__Complete the following__:
**1.** List every bottleneck that the patient-tracking text on Apollo Hospitals Chennai names.
**2.** Pick up the text on Apollo Hospitals' patient tracking where it stops and extend it.

Text under study section start

Apollo Hospitals Chennai, India's largest health-care facility, is employing an
Icegen Real-time locating system (RTLS/RFID) called “Patient Mantra”
to move 250 patients a day through a series of up to 26 diagnostic procedures. Apollo
Hospitals is interested in minimizing delays associated with moving patients from
one check point to other. In the department-centric world of hospital management,
however, one department's needs are not necessarily compatible with another department's
priorities. A patient's length of stay depends on effective patient tracking software
and Orchestration of their resource plan of care. Length of stay, in turn, has a
direct bearing on capacity management and, ultimately, hospital costs and revenues.
ICEGEN's scalable Patient Tracking solution “Patient Mantra” helps in
automating above said systems and also in resolving the current bottlenecks.
Bottle-necks:
- It was very difficult to find out the area which was heavily crowded and Vice-versa.
- It was literally impossible to find out area where the patient was spending more
time in waiting.
- It was very difficult to find out particular patient at any given point of time.
- Patients leaving without information to the hospital create issues with regard to
appointment with the consultants the next day.
- Patients with High sugar level were not traceable.
- The current system did not guide the patient where to go next for performing the
test.
- They gave a print out for performing various tests, it was completely manual and
error prone.
The Solution : Process Automated using RFID for patient tracking:
- Patients are tagged with RFID tags that have a unique identification number at the
time of registration.

Text under study section end
Extracted data section start

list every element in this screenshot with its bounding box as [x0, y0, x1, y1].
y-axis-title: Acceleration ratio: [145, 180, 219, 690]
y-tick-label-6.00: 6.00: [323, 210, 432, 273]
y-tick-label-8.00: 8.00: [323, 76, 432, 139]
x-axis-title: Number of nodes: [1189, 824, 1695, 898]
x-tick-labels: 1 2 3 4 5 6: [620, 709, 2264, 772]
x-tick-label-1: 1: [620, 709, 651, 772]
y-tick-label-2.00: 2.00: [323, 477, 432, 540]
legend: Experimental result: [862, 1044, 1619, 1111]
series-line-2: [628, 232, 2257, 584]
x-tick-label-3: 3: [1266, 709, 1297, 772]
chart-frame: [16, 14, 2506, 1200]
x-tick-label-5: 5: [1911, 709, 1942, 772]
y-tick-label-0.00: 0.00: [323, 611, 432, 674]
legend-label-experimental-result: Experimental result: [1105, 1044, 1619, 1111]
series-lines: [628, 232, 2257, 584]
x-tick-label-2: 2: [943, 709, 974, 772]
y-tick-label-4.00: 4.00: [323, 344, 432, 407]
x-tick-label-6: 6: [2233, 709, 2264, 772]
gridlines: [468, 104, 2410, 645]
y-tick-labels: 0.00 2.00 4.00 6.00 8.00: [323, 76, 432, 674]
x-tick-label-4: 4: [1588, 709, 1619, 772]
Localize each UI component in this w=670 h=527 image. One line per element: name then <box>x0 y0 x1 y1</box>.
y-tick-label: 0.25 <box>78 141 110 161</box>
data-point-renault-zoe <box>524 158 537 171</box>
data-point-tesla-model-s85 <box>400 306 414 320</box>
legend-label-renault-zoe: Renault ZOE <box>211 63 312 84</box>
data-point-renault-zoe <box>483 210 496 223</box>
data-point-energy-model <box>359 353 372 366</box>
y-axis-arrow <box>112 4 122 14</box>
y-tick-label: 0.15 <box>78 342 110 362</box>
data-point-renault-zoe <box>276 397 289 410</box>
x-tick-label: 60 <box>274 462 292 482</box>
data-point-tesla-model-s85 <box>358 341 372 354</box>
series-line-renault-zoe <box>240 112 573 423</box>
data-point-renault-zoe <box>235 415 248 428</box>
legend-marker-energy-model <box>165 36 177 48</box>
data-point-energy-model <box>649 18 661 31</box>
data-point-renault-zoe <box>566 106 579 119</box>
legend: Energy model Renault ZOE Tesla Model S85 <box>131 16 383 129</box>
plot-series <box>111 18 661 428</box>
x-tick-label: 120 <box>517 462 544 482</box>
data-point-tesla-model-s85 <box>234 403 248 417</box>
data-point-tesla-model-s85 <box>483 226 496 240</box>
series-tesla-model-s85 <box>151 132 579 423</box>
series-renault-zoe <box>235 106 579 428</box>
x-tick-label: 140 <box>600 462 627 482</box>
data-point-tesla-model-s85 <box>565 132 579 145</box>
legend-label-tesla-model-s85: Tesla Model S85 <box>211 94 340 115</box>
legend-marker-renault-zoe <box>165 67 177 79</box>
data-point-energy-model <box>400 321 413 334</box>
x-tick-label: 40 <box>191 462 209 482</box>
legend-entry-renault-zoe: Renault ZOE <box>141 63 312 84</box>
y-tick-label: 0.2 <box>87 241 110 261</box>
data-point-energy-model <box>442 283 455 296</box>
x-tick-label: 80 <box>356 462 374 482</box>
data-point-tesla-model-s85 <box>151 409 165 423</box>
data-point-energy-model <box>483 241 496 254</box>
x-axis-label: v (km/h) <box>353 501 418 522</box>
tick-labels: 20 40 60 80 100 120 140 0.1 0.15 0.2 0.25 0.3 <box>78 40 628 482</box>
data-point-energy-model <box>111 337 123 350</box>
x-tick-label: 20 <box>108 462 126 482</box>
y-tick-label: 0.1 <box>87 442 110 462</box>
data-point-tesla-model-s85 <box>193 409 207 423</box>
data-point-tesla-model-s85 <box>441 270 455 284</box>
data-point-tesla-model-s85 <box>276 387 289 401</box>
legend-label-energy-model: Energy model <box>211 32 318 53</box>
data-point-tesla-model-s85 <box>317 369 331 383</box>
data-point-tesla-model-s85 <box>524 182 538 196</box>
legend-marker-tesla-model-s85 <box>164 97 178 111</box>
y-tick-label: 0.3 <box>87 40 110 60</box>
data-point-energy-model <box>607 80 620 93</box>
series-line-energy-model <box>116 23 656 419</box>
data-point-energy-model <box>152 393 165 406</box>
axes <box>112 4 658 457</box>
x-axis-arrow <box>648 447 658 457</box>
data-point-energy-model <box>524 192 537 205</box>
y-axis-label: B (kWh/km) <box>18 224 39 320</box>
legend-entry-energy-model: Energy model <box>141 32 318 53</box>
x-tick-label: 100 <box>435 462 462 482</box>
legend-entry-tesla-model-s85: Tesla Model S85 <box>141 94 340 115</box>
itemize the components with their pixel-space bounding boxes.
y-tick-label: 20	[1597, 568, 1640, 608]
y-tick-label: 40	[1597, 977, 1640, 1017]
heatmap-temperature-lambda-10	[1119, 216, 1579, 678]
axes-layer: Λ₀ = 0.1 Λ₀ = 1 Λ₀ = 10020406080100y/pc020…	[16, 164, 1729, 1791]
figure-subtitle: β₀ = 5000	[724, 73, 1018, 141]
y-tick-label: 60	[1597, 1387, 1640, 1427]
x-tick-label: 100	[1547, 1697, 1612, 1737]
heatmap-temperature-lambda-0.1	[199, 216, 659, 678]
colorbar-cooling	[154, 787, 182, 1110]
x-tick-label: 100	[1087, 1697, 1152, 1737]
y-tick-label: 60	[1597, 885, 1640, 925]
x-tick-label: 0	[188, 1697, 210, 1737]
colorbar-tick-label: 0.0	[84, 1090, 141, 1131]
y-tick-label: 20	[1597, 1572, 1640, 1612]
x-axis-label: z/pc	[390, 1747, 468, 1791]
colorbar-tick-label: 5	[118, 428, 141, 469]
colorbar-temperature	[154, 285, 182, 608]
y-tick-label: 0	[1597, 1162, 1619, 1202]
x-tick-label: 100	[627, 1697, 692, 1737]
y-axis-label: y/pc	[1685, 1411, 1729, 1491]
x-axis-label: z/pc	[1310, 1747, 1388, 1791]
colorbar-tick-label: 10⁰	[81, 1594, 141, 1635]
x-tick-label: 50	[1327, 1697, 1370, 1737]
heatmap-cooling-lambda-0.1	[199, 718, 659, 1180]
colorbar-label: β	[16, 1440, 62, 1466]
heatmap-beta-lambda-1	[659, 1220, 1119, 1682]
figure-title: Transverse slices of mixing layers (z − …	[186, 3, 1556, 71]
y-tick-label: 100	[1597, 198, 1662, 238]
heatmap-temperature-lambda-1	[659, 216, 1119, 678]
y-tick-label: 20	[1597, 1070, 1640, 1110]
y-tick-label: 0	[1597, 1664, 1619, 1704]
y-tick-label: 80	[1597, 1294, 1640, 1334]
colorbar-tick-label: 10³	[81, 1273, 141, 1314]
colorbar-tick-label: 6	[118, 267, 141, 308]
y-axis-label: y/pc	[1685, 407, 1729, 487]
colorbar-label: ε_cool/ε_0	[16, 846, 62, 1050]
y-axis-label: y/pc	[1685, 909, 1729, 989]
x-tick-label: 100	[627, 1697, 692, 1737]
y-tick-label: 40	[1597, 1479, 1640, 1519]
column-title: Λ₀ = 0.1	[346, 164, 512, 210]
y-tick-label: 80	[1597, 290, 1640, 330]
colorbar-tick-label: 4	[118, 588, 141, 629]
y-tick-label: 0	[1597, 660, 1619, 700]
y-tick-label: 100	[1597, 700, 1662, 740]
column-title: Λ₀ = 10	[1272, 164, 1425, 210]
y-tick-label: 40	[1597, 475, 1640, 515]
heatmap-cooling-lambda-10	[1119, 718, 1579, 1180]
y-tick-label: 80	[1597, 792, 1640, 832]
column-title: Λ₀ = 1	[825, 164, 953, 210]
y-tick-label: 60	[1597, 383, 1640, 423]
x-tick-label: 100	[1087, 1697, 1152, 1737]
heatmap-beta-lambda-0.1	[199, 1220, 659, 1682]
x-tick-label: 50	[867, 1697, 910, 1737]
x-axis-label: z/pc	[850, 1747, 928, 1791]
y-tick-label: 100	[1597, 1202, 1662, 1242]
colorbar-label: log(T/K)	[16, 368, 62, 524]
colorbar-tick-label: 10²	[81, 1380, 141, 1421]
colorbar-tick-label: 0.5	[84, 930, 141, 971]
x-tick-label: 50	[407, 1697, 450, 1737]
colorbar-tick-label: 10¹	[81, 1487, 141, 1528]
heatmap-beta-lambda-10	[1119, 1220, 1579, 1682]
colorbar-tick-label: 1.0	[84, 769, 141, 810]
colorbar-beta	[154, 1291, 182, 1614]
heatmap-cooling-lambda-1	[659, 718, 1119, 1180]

Extracted data section end

__Answers to this exercise__:
**1.**
- Difficulty finding which areas were heavily crowded and which were not
- Near impossibility of finding the area where patients spent more time waiting
- Difficulty locating a particular patient at any given point in time
- Patients leaving without informing the hospital, causing issues with next-day consultant appointments
- Patients with high sugar levels not being traceable
- The system not guiding patients on where to go next for their tests
- A manual, error-prone printout given for performing the various tests

**2.**
- As soon as the patient enters the test room and completes the respective test, the
technician will press the RED and the BLUE buttons
in the patient Tag; for process start and Process end.
- “Patient Mantra” will know the location where the patient is and update
the backend about the completion of the respective test and approaching the next
test.
- Digital screens installed at each department displays every patient's name, along
with the department he or she should go to next.
- If the patients jump the queue system; the alert will be sent to the floor manager
about the specific patients.
- Whenever the patient moves IN or OUT of the zone, the IDs of the Wi-Fi nodes receiving
the transmission from the zone automatically captures the RFID Patient tag data.
- The movement of the patients is automatically captured in the backend database without
any manual supervision.
- At any point of time an administrator can get the status of a particular patient
and the zone in which he is present. Also calculate the concentration level of each
zone.
- End of day reports are generated through the “Patient Mantra” system/Application.
- If the patient moves out of the marked zone or leaves the hospital with the tag,
the ALERT message will be sent to the security at the gates and also to the systems
in charge via: SMS, Email etc.
The ICEGEN RTLS system -
“Patient Mantra” has enabled the hospital
to improve the flow of patients through the process, and to save each patient hours
of time that previously may have been spent waiting for a procedure to take place.
The deployment is expected to not only shorten the time patients spend at the hospital,
but also allow the facility to serve more patients each day, due to the added efficiency
it provides.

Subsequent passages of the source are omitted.